*Records supplied*
╭──
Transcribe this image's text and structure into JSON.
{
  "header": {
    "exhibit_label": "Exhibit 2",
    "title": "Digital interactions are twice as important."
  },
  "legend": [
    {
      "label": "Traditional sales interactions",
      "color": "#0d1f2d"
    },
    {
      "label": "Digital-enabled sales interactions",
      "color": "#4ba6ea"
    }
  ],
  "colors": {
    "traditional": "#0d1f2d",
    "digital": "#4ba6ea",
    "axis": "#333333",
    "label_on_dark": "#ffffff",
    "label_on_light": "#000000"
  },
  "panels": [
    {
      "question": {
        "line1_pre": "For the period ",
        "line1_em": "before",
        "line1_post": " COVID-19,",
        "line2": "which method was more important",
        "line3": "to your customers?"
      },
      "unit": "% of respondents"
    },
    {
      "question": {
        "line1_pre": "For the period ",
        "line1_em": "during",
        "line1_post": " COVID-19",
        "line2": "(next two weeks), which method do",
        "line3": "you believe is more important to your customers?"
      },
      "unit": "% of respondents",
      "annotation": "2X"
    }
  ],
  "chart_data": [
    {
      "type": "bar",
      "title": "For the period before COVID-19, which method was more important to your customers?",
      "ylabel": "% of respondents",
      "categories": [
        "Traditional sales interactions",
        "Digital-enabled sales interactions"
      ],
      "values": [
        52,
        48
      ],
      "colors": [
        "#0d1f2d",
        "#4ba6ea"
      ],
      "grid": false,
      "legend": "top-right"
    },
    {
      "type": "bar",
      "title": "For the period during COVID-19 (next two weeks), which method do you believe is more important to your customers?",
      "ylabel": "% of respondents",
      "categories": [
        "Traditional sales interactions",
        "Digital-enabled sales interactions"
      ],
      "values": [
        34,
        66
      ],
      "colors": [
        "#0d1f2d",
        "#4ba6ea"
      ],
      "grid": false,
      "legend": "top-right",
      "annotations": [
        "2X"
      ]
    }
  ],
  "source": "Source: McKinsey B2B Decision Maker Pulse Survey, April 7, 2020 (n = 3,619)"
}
╰──
*What you are asked to do*
Write out all of the records above exactly as they appear.

*Exercise result*
Transcribe this image's text and structure into JSON.
{
  "header": {
    "exhibit_label": "Exhibit 2",
    "title": "Digital interactions are twice as important."
  },
  "legend": [
    {
      "label": "Traditional sales interactions",
      "color": "#0d1f2d"
    },
    {
      "label": "Digital-enabled sales interactions",
      "color": "#4ba6ea"
    }
  ],
  "colors": {
    "traditional": "#0d1f2d",
    "digital": "#4ba6ea",
    "axis": "#333333",
    "label_on_dark": "#ffffff",
    "label_on_light": "#000000"
  },
  "panels": [
    {
      "question": {
        "line1_pre": "For the period ",
        "line1_em": "before",
        "line1_post": " COVID-19,",
        "line2": "which method was more important",
        "line3": "to your customers?"
      },
      "unit": "% of respondents"
    },
    {
      "question": {
        "line1_pre": "For the period ",
        "line1_em": "during",
        "line1_post": " COVID-19",
        "line2": "(next two weeks), which method do",
        "line3": "you believe is more important to your customers?"
      },
      "unit": "% of respondents",
      "annotation": "2X"
    }
  ],
  "chart_data": [
    {
      "type": "bar",
      "title": "For the period before COVID-19, which method was more important to your customers?",
      "ylabel": "% of respondents",
      "categories": [
        "Traditional sales interactions",
        "Digital-enabled sales interactions"
      ],
      "values": [
        52,
        48
      ],
      "colors": [
        "#0d1f2d",
        "#4ba6ea"
      ],
      "grid": false,
      "legend": "top-right"
    },
    {
      "type": "bar",
      "title": "For the period during COVID-19 (next two weeks), which method do you believe is more important to your customers?",
      "ylabel": "% of respondents",
      "categories": [
        "Traditional sales interactions",
        "Digital-enabled sales interactions"
      ],
      "values": [
        34,
        66
      ],
      "colors": [
        "#0d1f2d",
        "#4ba6ea"
      ],
      "grid": false,
      "legend": "top-right",
      "annotations": [
        "2X"
      ]
    }
  ],
  "source": "Source: McKinsey B2B Decision Maker Pulse Survey, April 7, 2020 (n = 3,619)"
}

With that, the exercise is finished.